-------- DATA SECTION --------
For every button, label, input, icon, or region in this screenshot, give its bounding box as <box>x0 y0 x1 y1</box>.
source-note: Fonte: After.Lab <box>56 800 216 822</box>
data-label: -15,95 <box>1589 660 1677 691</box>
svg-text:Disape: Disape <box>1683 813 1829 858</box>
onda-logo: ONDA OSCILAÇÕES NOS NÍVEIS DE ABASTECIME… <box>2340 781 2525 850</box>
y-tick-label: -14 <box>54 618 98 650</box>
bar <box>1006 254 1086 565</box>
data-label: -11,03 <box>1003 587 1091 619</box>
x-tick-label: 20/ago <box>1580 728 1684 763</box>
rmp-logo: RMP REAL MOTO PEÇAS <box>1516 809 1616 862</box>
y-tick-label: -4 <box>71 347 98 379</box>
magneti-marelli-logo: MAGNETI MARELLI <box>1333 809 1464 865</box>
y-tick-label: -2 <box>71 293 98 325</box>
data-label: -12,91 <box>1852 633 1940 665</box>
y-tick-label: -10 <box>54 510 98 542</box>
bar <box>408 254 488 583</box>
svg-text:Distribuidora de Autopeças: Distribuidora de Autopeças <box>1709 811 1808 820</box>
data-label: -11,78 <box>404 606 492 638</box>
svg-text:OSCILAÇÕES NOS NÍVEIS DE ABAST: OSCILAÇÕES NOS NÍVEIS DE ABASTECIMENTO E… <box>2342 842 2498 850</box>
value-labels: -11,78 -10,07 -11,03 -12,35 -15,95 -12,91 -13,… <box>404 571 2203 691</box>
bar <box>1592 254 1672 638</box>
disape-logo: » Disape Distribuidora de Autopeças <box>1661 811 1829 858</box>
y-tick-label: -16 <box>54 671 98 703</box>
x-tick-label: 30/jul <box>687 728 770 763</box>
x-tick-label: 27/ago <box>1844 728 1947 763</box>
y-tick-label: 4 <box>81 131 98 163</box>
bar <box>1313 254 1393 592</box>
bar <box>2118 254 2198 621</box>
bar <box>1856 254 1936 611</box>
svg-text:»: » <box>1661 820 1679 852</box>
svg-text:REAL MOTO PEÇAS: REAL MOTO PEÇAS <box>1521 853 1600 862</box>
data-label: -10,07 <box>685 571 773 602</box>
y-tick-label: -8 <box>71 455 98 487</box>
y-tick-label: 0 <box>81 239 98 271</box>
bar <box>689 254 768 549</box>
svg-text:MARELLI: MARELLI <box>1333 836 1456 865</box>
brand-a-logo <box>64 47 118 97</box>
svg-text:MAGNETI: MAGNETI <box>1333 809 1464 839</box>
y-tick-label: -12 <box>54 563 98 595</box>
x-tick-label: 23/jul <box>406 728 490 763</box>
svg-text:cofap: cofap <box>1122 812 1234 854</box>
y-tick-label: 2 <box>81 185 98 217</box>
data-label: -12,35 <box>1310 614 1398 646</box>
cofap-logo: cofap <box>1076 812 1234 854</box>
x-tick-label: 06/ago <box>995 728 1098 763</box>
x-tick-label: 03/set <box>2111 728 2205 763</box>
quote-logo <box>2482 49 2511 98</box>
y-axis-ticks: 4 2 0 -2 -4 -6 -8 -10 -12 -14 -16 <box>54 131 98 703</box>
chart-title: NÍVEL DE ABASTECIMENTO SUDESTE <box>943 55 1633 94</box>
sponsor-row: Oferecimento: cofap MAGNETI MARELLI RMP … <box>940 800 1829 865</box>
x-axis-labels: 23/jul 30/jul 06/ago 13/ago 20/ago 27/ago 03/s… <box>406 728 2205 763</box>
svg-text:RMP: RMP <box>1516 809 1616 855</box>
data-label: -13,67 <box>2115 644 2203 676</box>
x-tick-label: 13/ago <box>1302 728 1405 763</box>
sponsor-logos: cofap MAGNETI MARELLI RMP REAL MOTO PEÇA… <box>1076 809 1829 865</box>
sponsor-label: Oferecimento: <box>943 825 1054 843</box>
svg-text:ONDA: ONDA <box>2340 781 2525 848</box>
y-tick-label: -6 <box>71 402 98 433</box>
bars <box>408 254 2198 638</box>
--------
Retype the records above word for word, starting with their first line and ending with the line that holds "svg-text:Distribuidora de Autopeças: Distribuidora", including both of those lines.

(RESULT OF THE EXERCISE)
For every button, label, input, icon, or region in this screenshot, give its bounding box as <box>x0 y0 x1 y1</box>.
source-note: Fonte: After.Lab <box>56 800 216 822</box>
data-label: -15,95 <box>1589 660 1677 691</box>
svg-text:Disape: Disape <box>1683 813 1829 858</box>
onda-logo: ONDA OSCILAÇÕES NOS NÍVEIS DE ABASTECIME… <box>2340 781 2525 850</box>
y-tick-label: -14 <box>54 618 98 650</box>
bar <box>1006 254 1086 565</box>
data-label: -11,03 <box>1003 587 1091 619</box>
x-tick-label: 20/ago <box>1580 728 1684 763</box>
rmp-logo: RMP REAL MOTO PEÇAS <box>1516 809 1616 862</box>
y-tick-label: -4 <box>71 347 98 379</box>
magneti-marelli-logo: MAGNETI MARELLI <box>1333 809 1464 865</box>
y-tick-label: -2 <box>71 293 98 325</box>
data-label: -12,91 <box>1852 633 1940 665</box>
y-tick-label: -10 <box>54 510 98 542</box>
bar <box>408 254 488 583</box>
svg-text:Distribuidora de Autopeças: Distribuidora de Autopeças <box>1709 811 1808 820</box>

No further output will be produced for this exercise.